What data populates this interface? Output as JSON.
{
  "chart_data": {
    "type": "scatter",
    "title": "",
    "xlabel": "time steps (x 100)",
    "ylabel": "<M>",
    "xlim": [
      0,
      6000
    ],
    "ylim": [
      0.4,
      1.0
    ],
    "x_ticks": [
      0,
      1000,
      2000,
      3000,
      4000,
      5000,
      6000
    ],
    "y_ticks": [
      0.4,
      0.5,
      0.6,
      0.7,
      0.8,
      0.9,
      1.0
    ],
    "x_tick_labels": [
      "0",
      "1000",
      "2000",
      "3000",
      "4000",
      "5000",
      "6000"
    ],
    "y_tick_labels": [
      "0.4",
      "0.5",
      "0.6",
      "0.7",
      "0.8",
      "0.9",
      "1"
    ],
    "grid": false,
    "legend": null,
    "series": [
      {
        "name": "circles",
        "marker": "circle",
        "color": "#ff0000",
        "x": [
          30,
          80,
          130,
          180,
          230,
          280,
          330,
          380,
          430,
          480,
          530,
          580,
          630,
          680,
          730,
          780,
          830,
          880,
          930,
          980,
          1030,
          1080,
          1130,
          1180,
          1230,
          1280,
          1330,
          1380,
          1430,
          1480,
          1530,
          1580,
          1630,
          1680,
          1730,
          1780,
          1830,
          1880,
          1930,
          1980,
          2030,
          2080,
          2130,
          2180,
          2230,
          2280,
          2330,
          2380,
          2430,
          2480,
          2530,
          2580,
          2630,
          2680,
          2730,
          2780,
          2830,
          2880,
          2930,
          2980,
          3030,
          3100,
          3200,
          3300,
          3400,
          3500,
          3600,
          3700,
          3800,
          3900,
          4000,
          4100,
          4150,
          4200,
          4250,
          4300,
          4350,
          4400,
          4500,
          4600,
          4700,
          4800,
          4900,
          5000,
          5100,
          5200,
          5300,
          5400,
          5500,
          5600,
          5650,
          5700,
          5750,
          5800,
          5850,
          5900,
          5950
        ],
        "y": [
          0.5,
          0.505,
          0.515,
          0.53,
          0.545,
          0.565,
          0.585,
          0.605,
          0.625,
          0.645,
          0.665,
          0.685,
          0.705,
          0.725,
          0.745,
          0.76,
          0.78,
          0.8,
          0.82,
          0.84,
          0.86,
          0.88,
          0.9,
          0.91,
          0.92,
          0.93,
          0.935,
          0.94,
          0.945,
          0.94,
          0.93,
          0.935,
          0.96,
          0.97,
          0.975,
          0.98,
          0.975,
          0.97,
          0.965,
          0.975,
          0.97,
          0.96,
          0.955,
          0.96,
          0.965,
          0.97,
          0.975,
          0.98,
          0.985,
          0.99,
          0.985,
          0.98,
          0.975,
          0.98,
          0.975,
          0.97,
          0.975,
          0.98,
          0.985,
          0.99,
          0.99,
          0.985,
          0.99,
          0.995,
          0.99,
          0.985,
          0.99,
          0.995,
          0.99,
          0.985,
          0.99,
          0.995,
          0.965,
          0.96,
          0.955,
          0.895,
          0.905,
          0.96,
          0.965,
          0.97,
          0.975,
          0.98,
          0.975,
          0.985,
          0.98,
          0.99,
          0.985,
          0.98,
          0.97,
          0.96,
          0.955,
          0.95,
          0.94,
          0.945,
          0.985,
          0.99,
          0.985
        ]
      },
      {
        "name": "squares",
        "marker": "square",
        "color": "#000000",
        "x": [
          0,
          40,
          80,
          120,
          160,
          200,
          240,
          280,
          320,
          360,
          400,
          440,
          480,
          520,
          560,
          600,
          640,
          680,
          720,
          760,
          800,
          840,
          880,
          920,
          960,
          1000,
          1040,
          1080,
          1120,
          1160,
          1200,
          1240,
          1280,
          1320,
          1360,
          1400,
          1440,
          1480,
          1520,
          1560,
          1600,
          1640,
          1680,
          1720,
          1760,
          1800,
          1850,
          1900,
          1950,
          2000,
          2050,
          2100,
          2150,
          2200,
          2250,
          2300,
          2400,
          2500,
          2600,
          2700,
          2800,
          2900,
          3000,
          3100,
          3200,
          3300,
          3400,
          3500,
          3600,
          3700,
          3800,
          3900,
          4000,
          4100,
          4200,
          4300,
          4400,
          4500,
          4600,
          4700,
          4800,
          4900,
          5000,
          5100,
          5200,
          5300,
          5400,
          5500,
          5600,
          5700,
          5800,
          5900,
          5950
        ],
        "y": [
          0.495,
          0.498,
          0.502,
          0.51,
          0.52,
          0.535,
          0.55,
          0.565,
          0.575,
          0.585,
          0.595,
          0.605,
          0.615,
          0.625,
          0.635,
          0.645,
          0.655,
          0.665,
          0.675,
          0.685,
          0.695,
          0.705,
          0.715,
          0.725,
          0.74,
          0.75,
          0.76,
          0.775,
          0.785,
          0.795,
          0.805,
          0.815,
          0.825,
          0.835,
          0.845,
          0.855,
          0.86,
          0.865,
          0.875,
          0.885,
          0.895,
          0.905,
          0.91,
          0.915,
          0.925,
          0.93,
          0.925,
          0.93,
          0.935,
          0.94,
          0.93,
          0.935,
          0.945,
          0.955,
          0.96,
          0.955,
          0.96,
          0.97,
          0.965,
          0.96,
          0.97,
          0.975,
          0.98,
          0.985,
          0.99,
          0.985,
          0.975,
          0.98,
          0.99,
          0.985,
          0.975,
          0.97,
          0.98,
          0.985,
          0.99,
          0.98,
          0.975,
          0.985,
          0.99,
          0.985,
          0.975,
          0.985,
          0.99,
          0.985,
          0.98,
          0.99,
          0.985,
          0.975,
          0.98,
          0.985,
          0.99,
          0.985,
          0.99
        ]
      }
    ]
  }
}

=====

### Goal
Each entry above is to be printed again exactly.

### Task result
What data populates this interface? Output as JSON.
{
  "chart_data": {
    "type": "scatter",
    "title": "",
    "xlabel": "time steps (x 100)",
    "ylabel": "<M>",
    "xlim": [
      0,
      6000
    ],
    "ylim": [
      0.4,
      1.0
    ],
    "x_ticks": [
      0,
      1000,
      2000,
      3000,
      4000,
      5000,
      6000
    ],
    "y_ticks": [
      0.4,
      0.5,
      0.6,
      0.7,
      0.8,
      0.9,
      1.0
    ],
    "x_tick_labels": [
      "0",
      "1000",
      "2000",
      "3000",
      "4000",
      "5000",
      "6000"
    ],
    "y_tick_labels": [
      "0.4",
      "0.5",
      "0.6",
      "0.7",
      "0.8",
      "0.9",
      "1"
    ],
    "grid": false,
    "legend": null,
    "series": [
      {
        "name": "circles",
        "marker": "circle",
        "color": "#ff0000",
        "x": [
          30,
          80,
          130,
          180,
          230,
          280,
          330,
          380,
          430,
          480,
          530,
          580,
          630,
          680,
          730,
          780,
          830,
          880,
          930,
          980,
          1030,
          1080,
          1130,
          1180,
          1230,
          1280,
          1330,
          1380,
          1430,
          1480,
          1530,
          1580,
          1630,
          1680,
          1730,
          1780,
          1830,
          1880,
          1930,
          1980,
          2030,
          2080,
          2130,
          2180,
          2230,
          2280,
          2330,
          2380,
          2430,
          2480,
          2530,
          2580,
          2630,
          2680,
          2730,
          2780,
          2830,
          2880,
          2930,
          2980,
          3030,
          3100,
          3200,
          3300,
          3400,
          3500,
          3600,
          3700,
          3800,
          3900,
          4000,
          4100,
          4150,
          4200,
          4250,
          4300,
          4350,
          4400,
          4500,
          4600,
          4700,
          4800,
          4900,
          5000,
          5100,
          5200,
          5300,
          5400,
          5500,
          5600,
          5650,
          5700,
          5750,
          5800,
          5850,
          5900,
          5950
        ],
        "y": [
          0.5,
          0.505,
          0.515,
          0.53,
          0.545,
          0.565,
          0.585,
          0.605,
          0.625,
          0.645,
          0.665,
          0.685,
          0.705,
          0.725,
          0.745,
          0.76,
          0.78,
          0.8,
          0.82,
          0.84,
          0.86,
          0.88,
          0.9,
          0.91,
          0.92,
          0.93,
          0.935,
          0.94,
          0.945,
          0.94,
          0.93,
          0.935,
          0.96,
          0.97,
          0.975,
          0.98,
          0.975,
          0.97,
          0.965,
          0.975,
          0.97,
          0.96,
          0.955,
          0.96,
          0.965,
          0.97,
          0.975,
          0.98,
          0.985,
          0.99,
          0.985,
          0.98,
          0.975,
          0.98,
          0.975,
          0.97,
          0.975,
          0.98,
          0.985,
          0.99,
          0.99,
          0.985,
          0.99,
          0.995,
          0.99,
          0.985,
          0.99,
          0.995,
          0.99,
          0.985,
          0.99,
          0.995,
          0.965,
          0.96,
          0.955,
          0.895,
          0.905,
          0.96,
          0.965,
          0.97,
          0.975,
          0.98,
          0.975,
          0.985,
          0.98,
          0.99,
          0.985,
          0.98,
          0.97,
          0.96,
          0.955,
          0.95,
          0.94,
          0.945,
          0.985,
          0.99,
          0.985
        ]
      },
      {
        "name": "squares",
        "marker": "square",
        "color": "#000000",
        "x": [
          0,
          40,
          80,
          120,
          160,
          200,
          240,
          280,
          320,
          360,
          400,
          440,
          480,
          520,
          560,
          600,
          640,
          680,
          720,
          760,
          800,
          840,
          880,
          920,
          960,
          1000,
          1040,
          1080,
          1120,
          1160,
          1200,
          1240,
          1280,
          1320,
          1360,
          1400,
          1440,
          1480,
          1520,
          1560,
          1600,
          1640,
          1680,
          1720,
          1760,
          1800,
          1850,
          1900,
          1950,
          2000,
          2050,
          2100,
          2150,
          2200,
          2250,
          2300,
          2400,
          2500,
          2600,
          2700,
          2800,
          2900,
          3000,
          3100,
          3200,
          3300,
          3400,
          3500,
          3600,
          3700,
          3800,
          3900,
          4000,
          4100,
          4200,
          4300,
          4400,
          4500,
          4600,
          4700,
          4800,
          4900,
          5000,
          5100,
          5200,
          5300,
          5400,
          5500,
          5600,
          5700,
          5800,
          5900,
          5950
        ],
        "y": [
          0.495,
          0.498,
          0.502,
          0.51,
          0.52,
          0.535,
          0.55,
          0.565,
          0.575,
          0.585,
          0.595,
          0.605,
          0.615,
          0.625,
          0.635,
          0.645,
          0.655,
          0.665,
          0.675,
          0.685,
          0.695,
          0.705,
          0.715,
          0.725,
          0.74,
          0.75,
          0.76,
          0.775,
          0.785,
          0.795,
          0.805,
          0.815,
          0.825,
          0.835,
          0.845,
          0.855,
          0.86,
          0.865,
          0.875,
          0.885,
          0.895,
          0.905,
          0.91,
          0.915,
          0.925,
          0.93,
          0.925,
          0.93,
          0.935,
          0.94,
          0.93,
          0.935,
          0.945,
          0.955,
          0.96,
          0.955,
          0.96,
          0.97,
          0.965,
          0.96,
          0.97,
          0.975,
          0.98,
          0.985,
          0.99,
          0.985,
          0.975,
          0.98,
          0.99,
          0.985,
          0.975,
          0.97,
          0.98,
          0.985,
          0.99,
          0.98,
          0.975,
          0.985,
          0.99,
          0.985,
          0.975,
          0.985,
          0.99,
          0.985,
          0.98,
          0.99,
          0.985,
          0.975,
          0.98,
          0.985,
          0.99,
          0.985,
          0.99
        ]
      }
    ]
  }
}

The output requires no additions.